** BEGIN Materials provided **

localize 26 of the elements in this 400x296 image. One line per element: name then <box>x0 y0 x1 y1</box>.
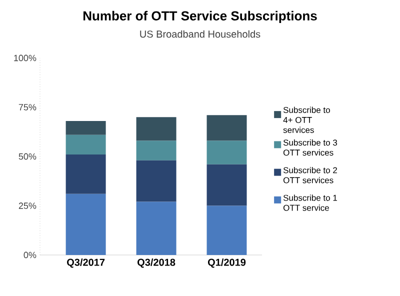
bar <box>206 140 247 164</box>
legend-label: Subscribe to 2 OTT services <box>283 166 337 184</box>
x-tick-label: Q3/2017 <box>67 258 105 268</box>
bar <box>136 160 176 202</box>
x-tick-label: Q3/2018 <box>138 258 176 268</box>
bar <box>136 117 176 141</box>
y-tick-label: 0% <box>24 252 36 258</box>
y-tick-label: 100% <box>14 54 36 62</box>
x-tick-label: Q1/2019 <box>208 258 246 268</box>
y-tick-label: 25% <box>18 202 36 209</box>
y-tick-label: 75% <box>18 104 36 110</box>
legend-label: Subscribe to 1 OTT service <box>283 194 337 211</box>
bar <box>206 115 247 141</box>
bar <box>136 140 176 160</box>
bar <box>66 154 106 194</box>
legend-label: Subscribe to 4+ OTT services <box>283 106 330 133</box>
bar <box>206 164 247 206</box>
chart-subtitle: US Broadband Households <box>140 30 260 38</box>
chart-title: Number of OTT Service Subscriptions <box>83 10 317 24</box>
y-tick-label: 50% <box>18 153 36 160</box>
bar <box>66 194 106 255</box>
legend-label: Subscribe to 3 OTT services <box>283 139 338 156</box>
bar <box>66 134 106 155</box>
bar <box>66 121 106 135</box>
bar <box>206 206 247 255</box>
bar <box>136 202 176 255</box>
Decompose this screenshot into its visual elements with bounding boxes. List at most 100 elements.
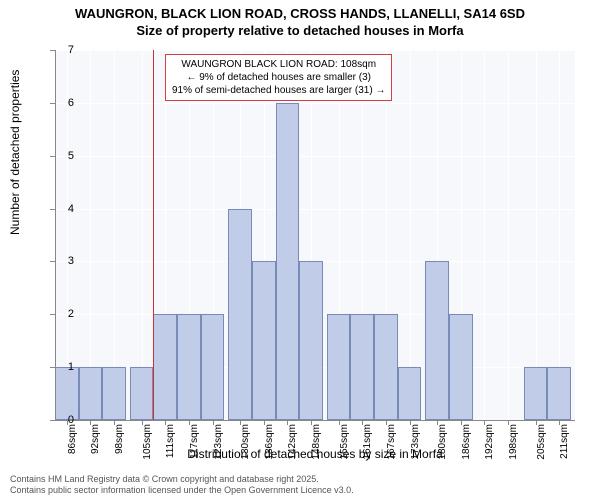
x-tick-label: 111sqm xyxy=(165,424,176,464)
y-tick-label: 1 xyxy=(54,361,74,373)
x-tick-mark xyxy=(339,420,340,425)
grid-line-h xyxy=(55,103,575,104)
x-tick-mark xyxy=(362,420,363,425)
plot-area: WAUNGRON BLACK LION ROAD: 108sqm ← 9% of … xyxy=(55,50,575,420)
x-tick-mark xyxy=(311,420,312,425)
histogram-bar xyxy=(524,367,548,420)
grid-line-v xyxy=(410,50,411,420)
footer-line-1: Contains HM Land Registry data © Crown c… xyxy=(10,474,319,484)
grid-line-v xyxy=(142,50,143,420)
y-tick-mark xyxy=(50,156,55,157)
y-tick-label: 5 xyxy=(54,150,74,162)
histogram-bar xyxy=(374,314,398,420)
histogram-bar xyxy=(327,314,351,420)
marker-line xyxy=(153,50,154,420)
y-tick-mark xyxy=(50,103,55,104)
x-tick-label: 192sqm xyxy=(484,424,495,464)
x-tick-mark xyxy=(559,420,560,425)
x-tick-label: 92sqm xyxy=(90,424,101,464)
x-tick-label: 105sqm xyxy=(142,424,153,464)
grid-line-v xyxy=(536,50,537,420)
y-tick-mark xyxy=(50,420,55,421)
x-tick-mark xyxy=(114,420,115,425)
histogram-bar xyxy=(425,261,449,420)
y-tick-mark xyxy=(50,50,55,51)
x-tick-mark xyxy=(213,420,214,425)
histogram-bar xyxy=(201,314,225,420)
footer-attribution: Contains HM Land Registry data © Crown c… xyxy=(10,474,354,497)
x-tick-label: 142sqm xyxy=(287,424,298,464)
annotation-box: WAUNGRON BLACK LION ROAD: 108sqm ← 9% of … xyxy=(165,54,392,101)
grid-line-v xyxy=(559,50,560,420)
x-tick-mark xyxy=(67,420,68,425)
y-tick-mark xyxy=(50,209,55,210)
histogram-bar xyxy=(153,314,177,420)
histogram-bar xyxy=(350,314,374,420)
grid-line-v xyxy=(484,50,485,420)
x-tick-mark xyxy=(508,420,509,425)
annotation-line-1: WAUNGRON BLACK LION ROAD: 108sqm xyxy=(181,59,376,70)
grid-line-h xyxy=(55,209,575,210)
grid-line-v xyxy=(90,50,91,420)
x-tick-label: 130sqm xyxy=(240,424,251,464)
x-tick-label: 98sqm xyxy=(114,424,125,464)
title-line-2: Size of property relative to detached ho… xyxy=(136,23,463,38)
x-tick-label: 161sqm xyxy=(362,424,373,464)
y-tick-mark xyxy=(50,314,55,315)
x-tick-mark xyxy=(142,420,143,425)
x-tick-mark xyxy=(264,420,265,425)
x-tick-label: 148sqm xyxy=(311,424,322,464)
histogram-bar xyxy=(228,209,252,420)
x-tick-mark xyxy=(189,420,190,425)
x-tick-label: 211sqm xyxy=(559,424,570,464)
x-tick-label: 155sqm xyxy=(339,424,350,464)
x-tick-label: 167sqm xyxy=(386,424,397,464)
x-tick-label: 180sqm xyxy=(437,424,448,464)
annotation-line-2: ← 9% of detached houses are smaller (3) xyxy=(186,72,371,83)
x-tick-mark xyxy=(90,420,91,425)
histogram-bar xyxy=(102,367,126,420)
title-line-1: WAUNGRON, BLACK LION ROAD, CROSS HANDS, … xyxy=(75,6,525,21)
y-tick-label: 6 xyxy=(54,97,74,109)
x-tick-mark xyxy=(287,420,288,425)
x-tick-mark xyxy=(437,420,438,425)
x-tick-mark xyxy=(536,420,537,425)
histogram-bar xyxy=(276,103,300,420)
histogram-bar xyxy=(79,367,103,420)
x-tick-mark xyxy=(410,420,411,425)
footer-line-2: Contains public sector information licen… xyxy=(10,485,354,495)
histogram-bar xyxy=(449,314,473,420)
grid-line-v xyxy=(114,50,115,420)
histogram-bar xyxy=(55,367,79,420)
x-tick-label: 123sqm xyxy=(213,424,224,464)
grid-line-v xyxy=(508,50,509,420)
x-tick-label: 186sqm xyxy=(461,424,472,464)
histogram-bar xyxy=(299,261,323,420)
y-tick-mark xyxy=(50,367,55,368)
chart-container: WAUNGRON, BLACK LION ROAD, CROSS HANDS, … xyxy=(0,0,600,500)
x-tick-mark xyxy=(461,420,462,425)
histogram-bar xyxy=(252,261,276,420)
grid-line-h xyxy=(55,156,575,157)
y-tick-label: 7 xyxy=(54,44,74,56)
x-tick-mark xyxy=(240,420,241,425)
histogram-bar xyxy=(177,314,201,420)
x-axis-line xyxy=(55,420,575,421)
histogram-bar xyxy=(547,367,571,420)
x-tick-label: 205sqm xyxy=(536,424,547,464)
x-tick-mark xyxy=(484,420,485,425)
grid-line-h xyxy=(55,50,575,51)
x-tick-mark xyxy=(165,420,166,425)
chart-title: WAUNGRON, BLACK LION ROAD, CROSS HANDS, … xyxy=(0,0,600,40)
x-tick-mark xyxy=(386,420,387,425)
x-tick-label: 198sqm xyxy=(508,424,519,464)
x-tick-label: 117sqm xyxy=(189,424,200,464)
y-tick-label: 2 xyxy=(54,308,74,320)
y-tick-label: 3 xyxy=(54,255,74,267)
histogram-bar xyxy=(130,367,154,420)
annotation-line-3: 91% of semi-detached houses are larger (… xyxy=(172,85,385,96)
x-tick-label: 86sqm xyxy=(67,424,78,464)
x-tick-label: 173sqm xyxy=(410,424,421,464)
x-tick-label: 136sqm xyxy=(264,424,275,464)
y-axis-label: Number of detached properties xyxy=(8,70,22,235)
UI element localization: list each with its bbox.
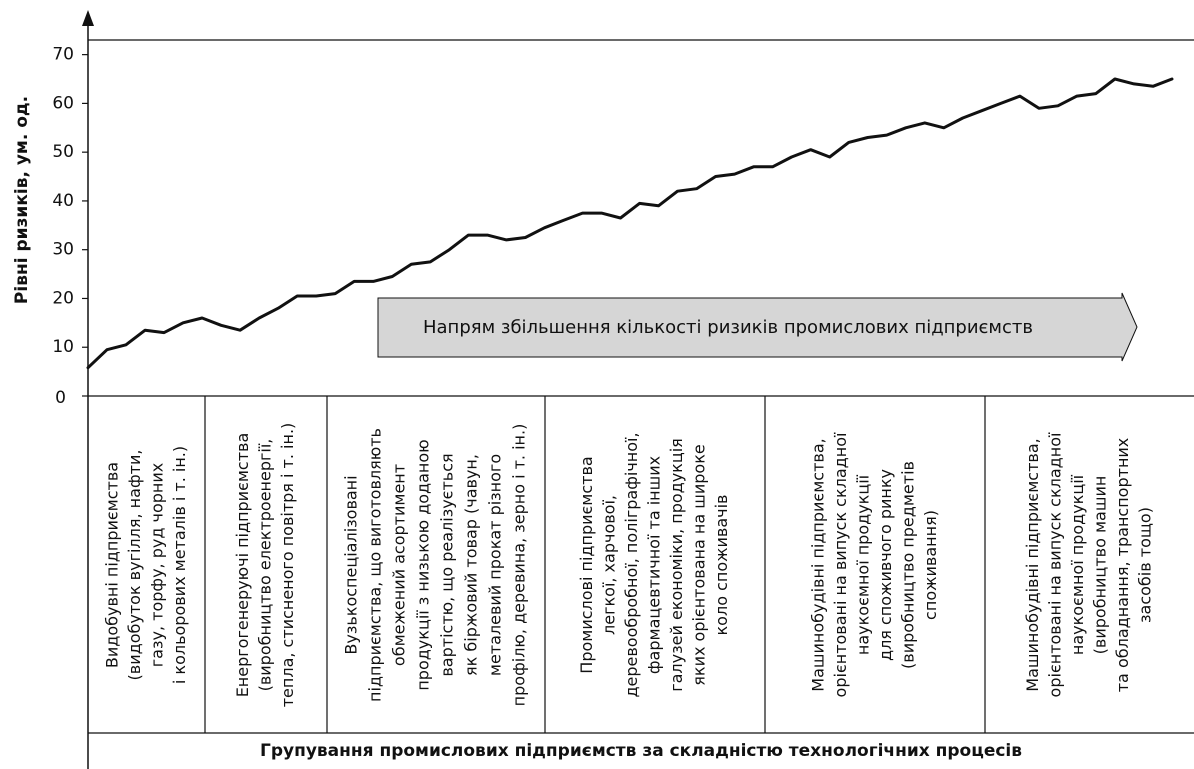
group-label: Видобувні підприємства bbox=[102, 462, 121, 668]
group-label: металевий прокат різного bbox=[486, 454, 505, 676]
group-label: споживання) bbox=[921, 510, 940, 620]
group-label: наукоємної продукції bbox=[853, 474, 872, 655]
group-label: легкої, харчової, bbox=[600, 495, 619, 635]
y-tick-label: 60 bbox=[52, 93, 74, 113]
group-label: підприємства, що виготовляють bbox=[366, 428, 385, 702]
group-label: газу, торфу, руд чорних bbox=[147, 463, 166, 667]
group-label: орієнтовані на випуск складної bbox=[1045, 432, 1064, 697]
y-tick-label: 20 bbox=[52, 288, 74, 308]
risk-line bbox=[86, 77, 1174, 370]
group-label: і кольорових металів і т. ін.) bbox=[170, 446, 189, 684]
group-label: галузей економіки, продукція bbox=[667, 438, 686, 692]
group-label: Енергогенеруючі підприємства bbox=[233, 433, 252, 698]
y-tick-label: 30 bbox=[52, 240, 74, 260]
group-label: (виробництво предметів bbox=[898, 461, 917, 669]
group-label: тепла, стисненого повітря і т. ін.) bbox=[278, 423, 297, 708]
arrow-label: Напрям збільшення кількості ризиків пром… bbox=[423, 317, 1033, 338]
group-label: деревообробної, поліграфічної, bbox=[622, 432, 641, 697]
group-label: профілю, деревина, зерно і т. ін.) bbox=[510, 424, 529, 707]
group-label: Промислові підприємства bbox=[577, 456, 596, 673]
group-label: продукції з низькою доданою bbox=[414, 439, 433, 690]
y-tick-label: 70 bbox=[52, 45, 74, 65]
group-label: вартістю, що реалізується bbox=[438, 453, 457, 676]
y-tick-label: 0 bbox=[55, 388, 66, 408]
y-axis-arrow bbox=[82, 10, 94, 26]
x-axis-title: Групування промислових підприємств за ск… bbox=[260, 741, 1022, 761]
group-label: Машинобудівні підприємства, bbox=[1023, 438, 1042, 691]
group-label: коло споживачів bbox=[712, 495, 731, 636]
group-label: обмежений асортимент bbox=[390, 464, 409, 666]
y-tick-label: 40 bbox=[52, 191, 74, 211]
y-axis-title: Рівні ризиків, ум. од. bbox=[12, 96, 32, 304]
group-label: засобів тощо) bbox=[1135, 507, 1154, 623]
group-label: (виробництво електроенергії, bbox=[256, 439, 275, 692]
y-tick-label: 50 bbox=[52, 142, 74, 162]
group-label: (виробництво машин bbox=[1090, 476, 1109, 655]
group-label: та обладнання, транспортних bbox=[1113, 438, 1132, 693]
group-label: для споживчого ринку bbox=[876, 469, 895, 661]
group-label: Машинобудівні підприємства, bbox=[808, 438, 827, 691]
group-label: Вузькоспеціалізовані bbox=[342, 475, 361, 654]
group-label: фармацевтичної та інших bbox=[645, 456, 664, 674]
group-label: яких орієнтована на широке bbox=[690, 444, 709, 685]
group-label: наукоємної продукції bbox=[1068, 474, 1087, 655]
y-tick-label: 10 bbox=[52, 337, 74, 357]
group-label: орієнтовані на випуск складної bbox=[831, 432, 850, 697]
group-label: як біржовий товар (чавун, bbox=[462, 454, 481, 676]
direction-arrow bbox=[377, 292, 1138, 362]
group-label: (видобуток вугілля, нафти, bbox=[125, 450, 144, 681]
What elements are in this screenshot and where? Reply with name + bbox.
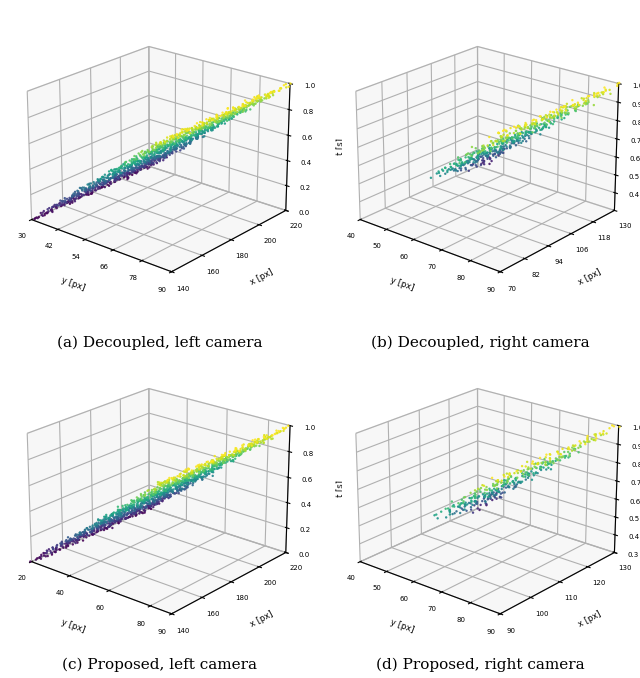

** END Materials provided **

§ Set problem:
Lay out the rows as a JSON list of strings, one string per line and with blank lines omitted, beginning at the line that contains "bar <box>206 140 247 164</box>" and ending after the line that contains "y-tick-label: 0% <box>24 252 36 258</box>".

§ Answer to the problem:
[
  "bar <box>206 140 247 164</box>",
  "legend-label: Subscribe to 2 OTT services <box>283 166 337 184</box>",
  "x-tick-label: Q3/2017 <box>67 258 105 268</box>",
  "bar <box>136 160 176 202</box>",
  "x-tick-label: Q3/2018 <box>138 258 176 268</box>",
  "bar <box>136 117 176 141</box>",
  "y-tick-label: 0% <box>24 252 36 258</box>"
]